Table of Contents
La soledad y el aislamiento social podrían modificar circuitos específicos del cerebro relacionados con el consumo de alcohol, según una nueva investigación realizada en ratones.
El estudio preclínico, encabezado por investigadores de la Universidad Northwestern y el Instituto Salk de Estudios Biológicos, identificó un mecanismo cerebral mediante el cual el aislamiento incrementó el consumo de alcohol en ratones machos, mientras que en las hembras ocurrió lo contrario.
Los resultados fueron publicados en la revista científica Nature Neuroscience y podrían contribuir a entender mejor cómo las diferencias entre sexos influyen en determinadas conductas asociadas con las adicciones.
¿Cómo afecta la soledad al consumo de alcohol?
Para realizar los experimentos, los investigadores estudiaron ratones machos y hembras que permanecieron aislados o viviendo en grupo.
Durante aproximadamente dos semanas, los animales tuvieron acceso durante una hora diaria a una botella con agua y otra con una solución de alcohol al 15%.
Los científicos encontraron una diferencia considerable entre ambos sexos.
Con el paso de los días, los ratones machos aislados aumentaron progresivamente su consumo de alcohol, mientras que las hembras redujeron su ingesta.
Los investigadores todavía no pueden determinar con certeza por qué se produjo esta diferencia.
Descubren circuito cerebral relacionado con el aislamiento
Al registrar la actividad de determinadas células cerebrales, los científicos identificaron un circuito que conecta la amígdala basolateral con la corteza prefrontal medial.
La amígdala basolateral participa en el procesamiento de señales emocionales y relacionadas con el estrés, mientras que la corteza prefrontal medial interviene en procesos como la toma de decisiones.
De acuerdo con Reesha Patel, autora principal de la investigación, esta vía cerebral se vuelve hiperactiva durante el aislamiento social y aumenta directamente el consumo de alcohol en los ratones machos.
Los resultados también sugieren que machos y hembras podrían utilizar mecanismos neuronales diferentes al enfrentarse al aislamiento.

_Listado aportado:_
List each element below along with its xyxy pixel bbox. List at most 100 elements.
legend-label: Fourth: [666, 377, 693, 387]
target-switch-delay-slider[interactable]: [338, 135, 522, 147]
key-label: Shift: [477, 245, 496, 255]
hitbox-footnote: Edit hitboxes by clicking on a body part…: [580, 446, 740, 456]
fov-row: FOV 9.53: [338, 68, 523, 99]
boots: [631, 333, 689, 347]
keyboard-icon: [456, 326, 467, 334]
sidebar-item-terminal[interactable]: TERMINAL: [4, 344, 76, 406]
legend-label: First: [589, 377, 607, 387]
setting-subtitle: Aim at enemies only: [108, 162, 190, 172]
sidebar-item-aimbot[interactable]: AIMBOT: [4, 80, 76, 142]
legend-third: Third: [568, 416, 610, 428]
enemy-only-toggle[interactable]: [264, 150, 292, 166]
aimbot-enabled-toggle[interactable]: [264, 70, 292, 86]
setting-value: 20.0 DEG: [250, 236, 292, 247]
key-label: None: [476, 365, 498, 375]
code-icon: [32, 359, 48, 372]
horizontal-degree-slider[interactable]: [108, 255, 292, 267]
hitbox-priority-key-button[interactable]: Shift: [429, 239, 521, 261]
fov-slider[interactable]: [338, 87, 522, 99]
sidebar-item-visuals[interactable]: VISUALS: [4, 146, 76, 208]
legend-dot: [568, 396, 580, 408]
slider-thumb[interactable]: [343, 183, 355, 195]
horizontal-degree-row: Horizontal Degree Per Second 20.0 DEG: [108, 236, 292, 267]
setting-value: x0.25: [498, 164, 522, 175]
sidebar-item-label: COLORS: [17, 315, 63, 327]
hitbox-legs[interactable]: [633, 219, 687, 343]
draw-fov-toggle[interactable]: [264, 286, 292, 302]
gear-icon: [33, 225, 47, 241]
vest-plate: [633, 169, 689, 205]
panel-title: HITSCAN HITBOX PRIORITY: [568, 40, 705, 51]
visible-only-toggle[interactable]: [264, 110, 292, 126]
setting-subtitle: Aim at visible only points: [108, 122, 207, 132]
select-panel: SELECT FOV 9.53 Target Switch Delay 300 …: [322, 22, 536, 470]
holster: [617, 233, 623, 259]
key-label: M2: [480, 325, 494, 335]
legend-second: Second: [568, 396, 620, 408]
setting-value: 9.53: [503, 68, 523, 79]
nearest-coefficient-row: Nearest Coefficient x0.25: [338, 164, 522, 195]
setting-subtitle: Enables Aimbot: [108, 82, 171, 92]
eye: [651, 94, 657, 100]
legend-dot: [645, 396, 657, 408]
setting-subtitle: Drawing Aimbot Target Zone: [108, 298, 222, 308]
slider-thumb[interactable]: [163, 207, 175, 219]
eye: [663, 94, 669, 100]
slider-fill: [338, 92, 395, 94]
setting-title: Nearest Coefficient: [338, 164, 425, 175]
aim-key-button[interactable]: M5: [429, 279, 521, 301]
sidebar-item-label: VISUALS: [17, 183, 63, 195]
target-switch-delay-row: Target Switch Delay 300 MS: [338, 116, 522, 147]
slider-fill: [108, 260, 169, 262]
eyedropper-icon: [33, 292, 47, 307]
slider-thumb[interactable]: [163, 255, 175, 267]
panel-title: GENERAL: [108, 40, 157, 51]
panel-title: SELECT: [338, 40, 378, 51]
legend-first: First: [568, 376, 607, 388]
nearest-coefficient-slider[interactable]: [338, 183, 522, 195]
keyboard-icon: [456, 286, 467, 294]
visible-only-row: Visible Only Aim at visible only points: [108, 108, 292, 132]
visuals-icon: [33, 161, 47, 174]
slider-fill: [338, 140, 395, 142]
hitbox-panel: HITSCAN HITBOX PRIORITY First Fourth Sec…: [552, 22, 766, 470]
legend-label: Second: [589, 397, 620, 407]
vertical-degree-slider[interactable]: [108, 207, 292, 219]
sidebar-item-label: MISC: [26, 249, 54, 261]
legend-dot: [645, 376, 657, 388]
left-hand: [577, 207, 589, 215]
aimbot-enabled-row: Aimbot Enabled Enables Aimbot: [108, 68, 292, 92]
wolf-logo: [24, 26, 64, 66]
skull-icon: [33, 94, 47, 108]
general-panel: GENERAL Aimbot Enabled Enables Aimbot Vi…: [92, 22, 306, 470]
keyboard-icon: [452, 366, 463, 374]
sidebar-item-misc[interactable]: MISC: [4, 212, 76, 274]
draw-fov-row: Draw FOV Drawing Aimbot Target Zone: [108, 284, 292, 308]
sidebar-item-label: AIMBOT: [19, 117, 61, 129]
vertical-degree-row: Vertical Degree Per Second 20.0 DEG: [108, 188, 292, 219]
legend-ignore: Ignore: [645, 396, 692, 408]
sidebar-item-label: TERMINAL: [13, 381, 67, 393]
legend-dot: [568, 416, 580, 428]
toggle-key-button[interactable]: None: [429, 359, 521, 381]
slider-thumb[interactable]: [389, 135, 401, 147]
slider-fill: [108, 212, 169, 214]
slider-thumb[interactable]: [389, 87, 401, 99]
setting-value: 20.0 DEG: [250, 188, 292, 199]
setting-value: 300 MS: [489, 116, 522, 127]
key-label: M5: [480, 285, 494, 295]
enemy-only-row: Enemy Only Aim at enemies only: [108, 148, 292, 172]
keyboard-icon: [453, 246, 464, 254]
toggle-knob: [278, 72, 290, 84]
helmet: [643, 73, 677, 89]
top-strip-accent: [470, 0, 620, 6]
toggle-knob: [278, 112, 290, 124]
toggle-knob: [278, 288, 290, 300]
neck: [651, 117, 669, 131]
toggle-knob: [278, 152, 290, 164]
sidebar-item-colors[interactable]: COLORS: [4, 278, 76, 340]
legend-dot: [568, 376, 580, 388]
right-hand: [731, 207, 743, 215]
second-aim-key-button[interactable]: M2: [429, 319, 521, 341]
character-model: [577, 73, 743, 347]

_Serie de ejercicios:_
(a) ¿Puedes transcribir el texto sobre la soledad y el consumo de alcohol en ratones entre "La amígdala basolateral participa" y "toma de decisiones.", ambos incluidos?
(b) ¿Puedes retomar el texto sobre la soledad y el consumo de alcohol en ratones a partir del punto en que se detiene?

_Respuestas:_
(a)
La amígdala basolateral participa en el procesamiento de señales emocionales y relacionadas con el estrés, mientras que la corteza prefrontal medial interviene en procesos como la toma de decisiones.

(b)
Científicos lograron activar y desactivar el circuito
Una de las preguntas fundamentales era determinar si la actividad de este circuito realmente provocaba el aumento del consumo o simplemente aparecía como consecuencia de beber más alcohol.
Para comprobarlo, los investigadores recurrieron a la optogenética, una técnica que permite activar o inhibir determinados circuitos neuronales mediante pulsos de luz.
Cuando activaron artificialmente la vía cerebral en ratones machos que no habían permanecido aislados, los animales comenzaron a reaccionar al alcohol de manera similar a los que habían experimentado aislamiento y bebieron más.
Después realizaron el experimento contrario.
Al inhibir el mismo circuito en ratones machos aislados, el consumo de alcohol disminuyó.
Estos resultados proporcionaron evidencia de que la actividad de esta vía cerebral estaba involucrada causalmente en el comportamiento observado.
¿Los resultados pueden aplicarse a los humanos?
Los investigadores advierten que el estudio fue realizado en ratones, por lo que sus resultados no permiten concluir que el cerebro humano responda de la misma manera ante la soledad.
Sin embargo, Patel señaló que algunas de las diferencias observadas entre machos y hembras coinciden con patrones descritos previamente en investigaciones realizadas con personas.
El descubrimiento podría servir como punto de partida para estudiar con mayor profundidad las diferencias sexuales relacionadas con adicciones y otros trastornos neuropsiquiátricos.
A largo plazo, comprender este circuito también podría ayudar a identificar nuevas estrategias para abordar problemas de consumo de alcohol relacionados con el aislamiento social.
Por ahora, el hallazgo aporta una nueva pieza para comprender cómo una experiencia social como la soledad puede modificar físicamente la actividad cerebral y alterar el comportamiento, aunque serán necesarias más investigaciones para determinar qué tan relevante es este mecanismo en seres humanos.